- GIVEN TASK
Go through the entries and transcribe each one exactly, dropping the pictures.

Data entries
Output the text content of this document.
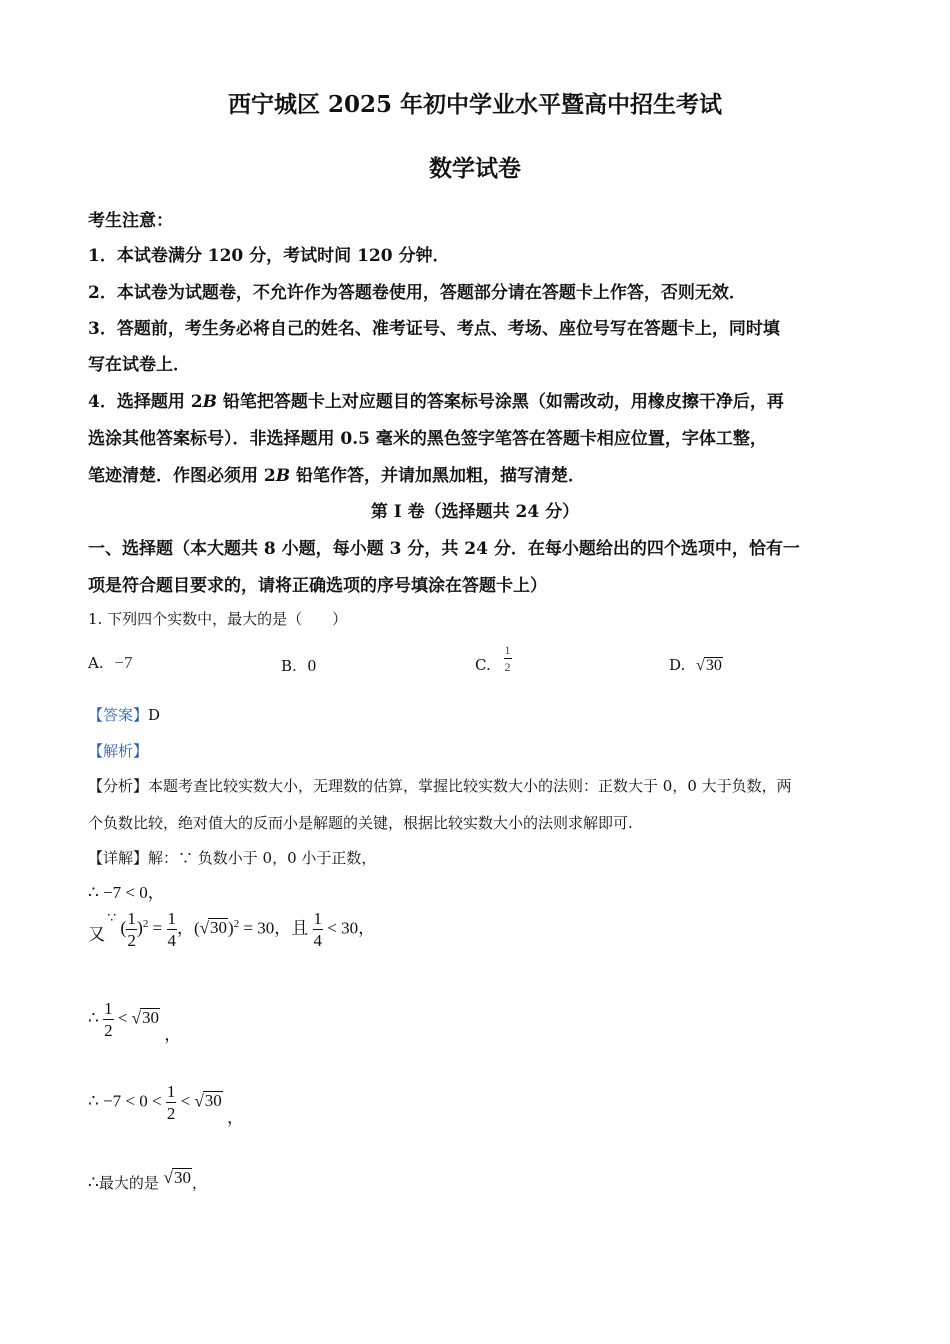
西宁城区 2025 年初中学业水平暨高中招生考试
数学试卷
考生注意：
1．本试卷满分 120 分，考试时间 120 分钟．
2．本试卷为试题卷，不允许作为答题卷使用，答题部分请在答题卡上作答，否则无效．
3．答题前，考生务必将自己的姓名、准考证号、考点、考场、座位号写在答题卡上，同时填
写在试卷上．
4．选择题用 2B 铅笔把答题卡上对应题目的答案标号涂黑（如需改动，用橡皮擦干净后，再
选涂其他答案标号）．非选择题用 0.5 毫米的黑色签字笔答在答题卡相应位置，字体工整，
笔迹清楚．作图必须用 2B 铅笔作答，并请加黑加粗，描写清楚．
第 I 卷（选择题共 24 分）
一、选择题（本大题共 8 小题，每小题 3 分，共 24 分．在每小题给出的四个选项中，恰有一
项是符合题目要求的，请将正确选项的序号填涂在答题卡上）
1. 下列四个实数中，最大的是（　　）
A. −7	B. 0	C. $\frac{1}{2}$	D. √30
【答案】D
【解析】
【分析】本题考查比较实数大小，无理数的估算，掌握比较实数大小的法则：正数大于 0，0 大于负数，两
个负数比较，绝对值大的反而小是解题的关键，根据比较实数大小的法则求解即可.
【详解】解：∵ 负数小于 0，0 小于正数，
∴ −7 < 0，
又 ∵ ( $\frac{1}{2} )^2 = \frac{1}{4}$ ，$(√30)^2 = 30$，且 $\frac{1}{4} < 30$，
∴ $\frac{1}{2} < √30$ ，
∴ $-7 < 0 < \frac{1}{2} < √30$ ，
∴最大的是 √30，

- RESULT FOR THIS EXERCISE
Output the text content of this document.
西宁城区 2025 年初中学业水平暨高中招生考试
数学试卷
考生注意：
1．本试卷满分 120 分，考试时间 120 分钟．
2．本试卷为试题卷，不允许作为答题卷使用，答题部分请在答题卡上作答，否则无效．
3．答题前，考生务必将自己的姓名、准考证号、考点、考场、座位号写在答题卡上，同时填
写在试卷上．
4．选择题用 2B 铅笔把答题卡上对应题目的答案标号涂黑（如需改动，用橡皮擦干净后，再
选涂其他答案标号）．非选择题用 0.5 毫米的黑色签字笔答在答题卡相应位置，字体工整，
笔迹清楚．作图必须用 2B 铅笔作答，并请加黑加粗，描写清楚．
第 I 卷（选择题共 24 分）
一、选择题（本大题共 8 小题，每小题 3 分，共 24 分．在每小题给出的四个选项中，恰有一
项是符合题目要求的，请将正确选项的序号填涂在答题卡上）
1. 下列四个实数中，最大的是（　　）
A. −7	B. 0	C. $\frac{1}{2}$	D. √30
【答案】D
【解析】
【分析】本题考查比较实数大小，无理数的估算，掌握比较实数大小的法则：正数大于 0，0 大于负数，两
个负数比较，绝对值大的反而小是解题的关键，根据比较实数大小的法则求解即可.
【详解】解：∵ 负数小于 0，0 小于正数，
∴ −7 < 0，
又 ∵ ( $\frac{1}{2} )^2 = \frac{1}{4}$ ，$(√30)^2 = 30$，且 $\frac{1}{4} < 30$，
∴ $\frac{1}{2} < √30$ ，
∴ $-7 < 0 < \frac{1}{2} < √30$ ，
∴最大的是 √30，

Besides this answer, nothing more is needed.